WRITTEN REQUEST:
Give back the full listing verbatim, apart from its images.

Saved data entries:
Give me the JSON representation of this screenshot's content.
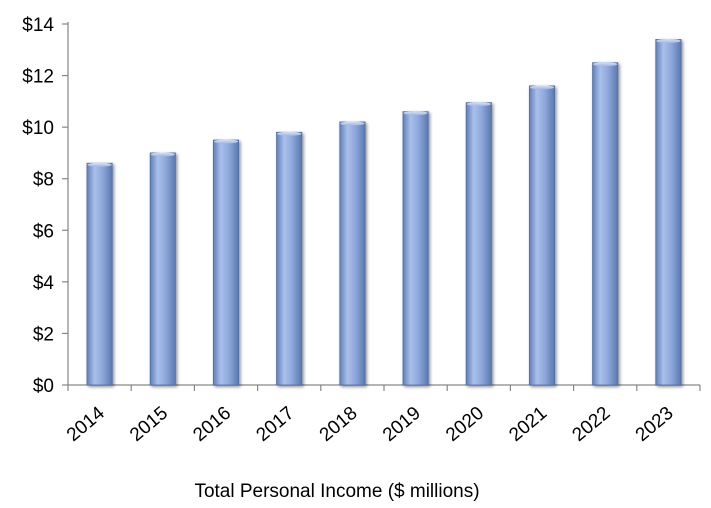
{
  "chart_data": {
    "type": "bar",
    "title": "",
    "xlabel": "Total Personal Income ($ millions)",
    "ylabel": "",
    "categories": [
      "2014",
      "2015",
      "2016",
      "2017",
      "2018",
      "2019",
      "2020",
      "2021",
      "2022",
      "2023"
    ],
    "values": [
      8.6,
      9.0,
      9.5,
      9.8,
      10.2,
      10.6,
      10.95,
      11.6,
      12.5,
      13.4
    ],
    "ylim": [
      0,
      14
    ],
    "yticks": [
      0,
      2,
      4,
      6,
      8,
      10,
      12,
      14
    ],
    "ytick_labels": [
      "$0",
      "$2",
      "$4",
      "$6",
      "$8",
      "$10",
      "$12",
      "$14"
    ],
    "grid": false,
    "legend": "none",
    "bar_color": "#8fa9dc",
    "bar_edge_color": "#4f6fa8"
  }
}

TASK ANSWER:
Give me the JSON representation of this screenshot's content.
{
  "chart_data": {
    "type": "bar",
    "title": "",
    "xlabel": "Total Personal Income ($ millions)",
    "ylabel": "",
    "categories": [
      "2014",
      "2015",
      "2016",
      "2017",
      "2018",
      "2019",
      "2020",
      "2021",
      "2022",
      "2023"
    ],
    "values": [
      8.6,
      9.0,
      9.5,
      9.8,
      10.2,
      10.6,
      10.95,
      11.6,
      12.5,
      13.4
    ],
    "ylim": [
      0,
      14
    ],
    "yticks": [
      0,
      2,
      4,
      6,
      8,
      10,
      12,
      14
    ],
    "ytick_labels": [
      "$0",
      "$2",
      "$4",
      "$6",
      "$8",
      "$10",
      "$12",
      "$14"
    ],
    "grid": false,
    "legend": "none",
    "bar_color": "#8fa9dc",
    "bar_edge_color": "#4f6fa8"
  }
}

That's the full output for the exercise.